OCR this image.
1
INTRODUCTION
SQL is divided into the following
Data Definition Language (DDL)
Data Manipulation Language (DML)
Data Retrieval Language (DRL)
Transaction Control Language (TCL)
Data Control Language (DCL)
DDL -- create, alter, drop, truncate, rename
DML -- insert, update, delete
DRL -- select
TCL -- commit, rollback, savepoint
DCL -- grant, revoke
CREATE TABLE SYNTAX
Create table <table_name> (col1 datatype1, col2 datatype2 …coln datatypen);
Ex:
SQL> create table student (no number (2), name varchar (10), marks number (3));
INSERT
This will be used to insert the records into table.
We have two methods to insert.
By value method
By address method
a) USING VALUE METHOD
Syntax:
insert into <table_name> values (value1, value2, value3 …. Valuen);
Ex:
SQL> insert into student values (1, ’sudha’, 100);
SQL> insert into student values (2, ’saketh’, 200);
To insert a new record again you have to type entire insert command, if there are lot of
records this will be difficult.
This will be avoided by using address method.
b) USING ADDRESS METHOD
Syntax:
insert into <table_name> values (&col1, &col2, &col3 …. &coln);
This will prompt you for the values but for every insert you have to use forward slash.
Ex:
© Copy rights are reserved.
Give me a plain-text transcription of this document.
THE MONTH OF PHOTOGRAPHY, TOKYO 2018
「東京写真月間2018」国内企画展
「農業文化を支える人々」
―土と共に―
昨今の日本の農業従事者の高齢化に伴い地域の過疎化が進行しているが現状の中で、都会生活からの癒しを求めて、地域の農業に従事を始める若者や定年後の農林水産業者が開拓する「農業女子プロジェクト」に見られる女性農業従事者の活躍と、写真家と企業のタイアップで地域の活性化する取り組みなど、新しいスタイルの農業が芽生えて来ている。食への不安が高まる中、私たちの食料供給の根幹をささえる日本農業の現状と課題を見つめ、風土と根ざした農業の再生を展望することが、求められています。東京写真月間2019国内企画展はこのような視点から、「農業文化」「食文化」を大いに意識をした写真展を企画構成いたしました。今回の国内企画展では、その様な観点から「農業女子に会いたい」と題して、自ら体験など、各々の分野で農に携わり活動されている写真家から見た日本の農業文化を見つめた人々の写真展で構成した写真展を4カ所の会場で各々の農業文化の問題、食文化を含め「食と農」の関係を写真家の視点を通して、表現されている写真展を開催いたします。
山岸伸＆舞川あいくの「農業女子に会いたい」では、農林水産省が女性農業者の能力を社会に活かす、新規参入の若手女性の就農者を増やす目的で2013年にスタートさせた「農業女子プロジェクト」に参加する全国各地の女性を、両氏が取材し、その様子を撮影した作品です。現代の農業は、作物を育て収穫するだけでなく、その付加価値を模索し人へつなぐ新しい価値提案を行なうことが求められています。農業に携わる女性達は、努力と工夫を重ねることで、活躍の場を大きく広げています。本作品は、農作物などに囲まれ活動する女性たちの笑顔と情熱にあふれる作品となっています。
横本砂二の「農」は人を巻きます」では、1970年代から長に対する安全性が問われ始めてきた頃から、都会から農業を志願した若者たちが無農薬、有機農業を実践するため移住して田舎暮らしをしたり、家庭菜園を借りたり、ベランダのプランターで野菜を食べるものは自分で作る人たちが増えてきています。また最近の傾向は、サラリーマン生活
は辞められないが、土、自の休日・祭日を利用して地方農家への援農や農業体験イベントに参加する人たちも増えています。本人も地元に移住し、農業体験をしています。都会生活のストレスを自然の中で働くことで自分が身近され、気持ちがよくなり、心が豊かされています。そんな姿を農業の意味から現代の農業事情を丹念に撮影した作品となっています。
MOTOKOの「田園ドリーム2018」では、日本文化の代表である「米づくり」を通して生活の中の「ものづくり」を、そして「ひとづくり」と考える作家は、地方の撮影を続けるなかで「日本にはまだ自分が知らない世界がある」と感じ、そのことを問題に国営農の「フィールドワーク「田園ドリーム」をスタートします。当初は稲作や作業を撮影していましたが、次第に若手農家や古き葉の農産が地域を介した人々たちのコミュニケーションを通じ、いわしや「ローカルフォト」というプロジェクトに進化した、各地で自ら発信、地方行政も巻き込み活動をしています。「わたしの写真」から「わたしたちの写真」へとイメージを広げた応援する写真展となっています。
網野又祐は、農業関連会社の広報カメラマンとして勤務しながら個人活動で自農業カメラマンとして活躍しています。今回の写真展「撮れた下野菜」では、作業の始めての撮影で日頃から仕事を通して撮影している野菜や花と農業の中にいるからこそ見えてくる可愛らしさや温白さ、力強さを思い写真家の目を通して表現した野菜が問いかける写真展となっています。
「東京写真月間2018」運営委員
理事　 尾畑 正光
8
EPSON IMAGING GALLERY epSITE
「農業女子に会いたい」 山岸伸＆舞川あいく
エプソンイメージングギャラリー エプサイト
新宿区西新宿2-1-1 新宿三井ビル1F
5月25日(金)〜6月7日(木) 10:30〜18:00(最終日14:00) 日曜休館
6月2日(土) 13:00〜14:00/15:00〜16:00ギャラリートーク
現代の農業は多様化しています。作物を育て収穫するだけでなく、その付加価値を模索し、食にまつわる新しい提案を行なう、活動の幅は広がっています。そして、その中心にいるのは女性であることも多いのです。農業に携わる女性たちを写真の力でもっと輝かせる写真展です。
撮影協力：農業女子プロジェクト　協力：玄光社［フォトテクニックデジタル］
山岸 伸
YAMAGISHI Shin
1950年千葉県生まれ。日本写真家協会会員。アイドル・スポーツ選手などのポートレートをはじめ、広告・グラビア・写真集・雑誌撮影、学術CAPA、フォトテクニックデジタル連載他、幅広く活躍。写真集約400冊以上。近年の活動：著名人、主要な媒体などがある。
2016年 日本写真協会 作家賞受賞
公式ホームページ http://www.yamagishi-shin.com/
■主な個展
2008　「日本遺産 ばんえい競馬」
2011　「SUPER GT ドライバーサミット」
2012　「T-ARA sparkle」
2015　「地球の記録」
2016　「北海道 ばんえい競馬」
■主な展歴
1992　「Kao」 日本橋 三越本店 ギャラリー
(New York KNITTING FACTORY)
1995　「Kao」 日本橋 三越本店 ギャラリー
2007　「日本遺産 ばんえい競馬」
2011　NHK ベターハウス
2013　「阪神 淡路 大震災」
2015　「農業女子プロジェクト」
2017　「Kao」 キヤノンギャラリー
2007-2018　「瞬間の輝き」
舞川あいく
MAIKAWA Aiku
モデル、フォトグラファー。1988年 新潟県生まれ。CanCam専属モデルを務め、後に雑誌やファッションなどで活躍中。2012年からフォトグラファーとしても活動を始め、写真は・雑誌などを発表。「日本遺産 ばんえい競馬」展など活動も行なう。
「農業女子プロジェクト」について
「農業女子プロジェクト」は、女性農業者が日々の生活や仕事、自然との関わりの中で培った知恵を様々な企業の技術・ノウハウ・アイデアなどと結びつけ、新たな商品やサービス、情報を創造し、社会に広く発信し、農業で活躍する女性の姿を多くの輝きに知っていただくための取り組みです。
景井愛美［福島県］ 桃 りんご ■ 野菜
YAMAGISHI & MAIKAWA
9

□ □ □ □ □ □ □

> Task brief: Write the material out exactly, with nothing left out.

> In response:
OCR this image.
1
INTRODUCTION
SQL is divided into the following
Data Definition Language (DDL)
Data Manipulation Language (DML)
Data Retrieval Language (DRL)
Transaction Control Language (TCL)
Data Control Language (DCL)
DDL -- create, alter, drop, truncate, rename
DML -- insert, update, delete
DRL -- select
TCL -- commit, rollback, savepoint
DCL -- grant, revoke
CREATE TABLE SYNTAX
Create table <table_name> (col1 datatype1, col2 datatype2 …coln datatypen);
Ex:
SQL> create table student (no number (2), name varchar (10), marks number (3));
INSERT
This will be used to insert the records into table.
We have two methods to insert.
By value method
By address method
a) USING VALUE METHOD
Syntax:
insert into <table_name> values (value1, value2, value3 …. Valuen);
Ex:
SQL> insert into student values (1, ’sudha’, 100);
SQL> insert into student values (2, ’saketh’, 200);
To insert a new record again you have to type entire insert command, if there are lot of
records this will be difficult.
This will be avoided by using address method.
b) USING ADDRESS METHOD
Syntax:
insert into <table_name> values (&col1, &col2, &col3 …. &coln);
This will prompt you for the values but for every insert you have to use forward slash.
Ex:
© Copy rights are reserved.
Give me a plain-text transcription of this document.
THE MONTH OF PHOTOGRAPHY, TOKYO 2018
「東京写真月間2018」国内企画展
「農業文化を支える人々」
―土と共に―
昨今の日本の農業従事者の高齢化に伴い地域の過疎化が進行しているが現状の中で、都会生活からの癒しを求めて、地域の農業に従事を始める若者や定年後の農林水産業者が開拓する「農業女子プロジェクト」に見られる女性農業従事者の活躍と、写真家と企業のタイアップで地域の活性化する取り組みなど、新しいスタイルの農業が芽生えて来ている。食への不安が高まる中、私たちの食料供給の根幹をささえる日本農業の現状と課題を見つめ、風土と根ざした農業の再生を展望することが、求められています。東京写真月間2019国内企画展はこのような視点から、「農業文化」「食文化」を大いに意識をした写真展を企画構成いたしました。今回の国内企画展では、その様な観点から「農業女子に会いたい」と題して、自ら体験など、各々の分野で農に携わり活動されている写真家から見た日本の農業文化を見つめた人々の写真展で構成した写真展を4カ所の会場で各々の農業文化の問題、食文化を含め「食と農」の関係を写真家の視点を通して、表現されている写真展を開催いたします。
山岸伸＆舞川あいくの「農業女子に会いたい」では、農林水産省が女性農業者の能力を社会に活かす、新規参入の若手女性の就農者を増やす目的で2013年にスタートさせた「農業女子プロジェクト」に参加する全国各地の女性を、両氏が取材し、その様子を撮影した作品です。現代の農業は、作物を育て収穫するだけでなく、その付加価値を模索し人へつなぐ新しい価値提案を行なうことが求められています。農業に携わる女性達は、努力と工夫を重ねることで、活躍の場を大きく広げています。本作品は、農作物などに囲まれ活動する女性たちの笑顔と情熱にあふれる作品となっています。
横本砂二の「農」は人を巻きます」では、1970年代から長に対する安全性が問われ始めてきた頃から、都会から農業を志願した若者たちが無農薬、有機農業を実践するため移住して田舎暮らしをしたり、家庭菜園を借りたり、ベランダのプランターで野菜を食べるものは自分で作る人たちが増えてきています。また最近の傾向は、サラリーマン生活
は辞められないが、土、自の休日・祭日を利用して地方農家への援農や農業体験イベントに参加する人たちも増えています。本人も地元に移住し、農業体験をしています。都会生活のストレスを自然の中で働くことで自分が身近され、気持ちがよくなり、心が豊かされています。そんな姿を農業の意味から現代の農業事情を丹念に撮影した作品となっています。
MOTOKOの「田園ドリーム2018」では、日本文化の代表である「米づくり」を通して生活の中の「ものづくり」を、そして「ひとづくり」と考える作家は、地方の撮影を続けるなかで「日本にはまだ自分が知らない世界がある」と感じ、そのことを問題に国営農の「フィールドワーク「田園ドリーム」をスタートします。当初は稲作や作業を撮影していましたが、次第に若手農家や古き葉の農産が地域を介した人々たちのコミュニケーションを通じ、いわしや「ローカルフォト」というプロジェクトに進化した、各地で自ら発信、地方行政も巻き込み活動をしています。「わたしの写真」から「わたしたちの写真」へとイメージを広げた応援する写真展となっています。
網野又祐は、農業関連会社の広報カメラマンとして勤務しながら個人活動で自農業カメラマンとして活躍しています。今回の写真展「撮れた下野菜」では、作業の始めての撮影で日頃から仕事を通して撮影している野菜や花と農業の中にいるからこそ見えてくる可愛らしさや温白さ、力強さを思い写真家の目を通して表現した野菜が問いかける写真展となっています。
「東京写真月間2018」運営委員
理事　 尾畑 正光
8
EPSON IMAGING GALLERY epSITE
「農業女子に会いたい」 山岸伸＆舞川あいく
エプソンイメージングギャラリー エプサイト
新宿区西新宿2-1-1 新宿三井ビル1F
5月25日(金)〜6月7日(木) 10:30〜18:00(最終日14:00) 日曜休館
6月2日(土) 13:00〜14:00/15:00〜16:00ギャラリートーク
現代の農業は多様化しています。作物を育て収穫するだけでなく、その付加価値を模索し、食にまつわる新しい提案を行なう、活動の幅は広がっています。そして、その中心にいるのは女性であることも多いのです。農業に携わる女性たちを写真の力でもっと輝かせる写真展です。
撮影協力：農業女子プロジェクト　協力：玄光社［フォトテクニックデジタル］
山岸 伸
YAMAGISHI Shin
1950年千葉県生まれ。日本写真家協会会員。アイドル・スポーツ選手などのポートレートをはじめ、広告・グラビア・写真集・雑誌撮影、学術CAPA、フォトテクニックデジタル連載他、幅広く活躍。写真集約400冊以上。近年の活動：著名人、主要な媒体などがある。
2016年 日本写真協会 作家賞受賞
公式ホームページ http://www.yamagishi-shin.com/
■主な個展
2008　「日本遺産 ばんえい競馬」
2011　「SUPER GT ドライバーサミット」
2012　「T-ARA sparkle」
2015　「地球の記録」
2016　「北海道 ばんえい競馬」
■主な展歴
1992　「Kao」 日本橋 三越本店 ギャラリー
(New York KNITTING FACTORY)
1995　「Kao」 日本橋 三越本店 ギャラリー
2007　「日本遺産 ばんえい競馬」
2011　NHK ベターハウス
2013　「阪神 淡路 大震災」
2015　「農業女子プロジェクト」
2017　「Kao」 キヤノンギャラリー
2007-2018　「瞬間の輝き」
舞川あいく
MAIKAWA Aiku
モデル、フォトグラファー。1988年 新潟県生まれ。CanCam専属モデルを務め、後に雑誌やファッションなどで活躍中。2012年からフォトグラファーとしても活動を始め、写真は・雑誌などを発表。「日本遺産 ばんえい競馬」展など活動も行なう。
「農業女子プロジェクト」について
「農業女子プロジェクト」は、女性農業者が日々の生活や仕事、自然との関わりの中で培った知恵を様々な企業の技術・ノウハウ・アイデアなどと結びつけ、新たな商品やサービス、情報を創造し、社会に広く発信し、農業で活躍する女性の姿を多くの輝きに知っていただくための取り組みです。
景井愛美［福島県］ 桃 りんご ■ 野菜
YAMAGISHI & MAIKAWA
9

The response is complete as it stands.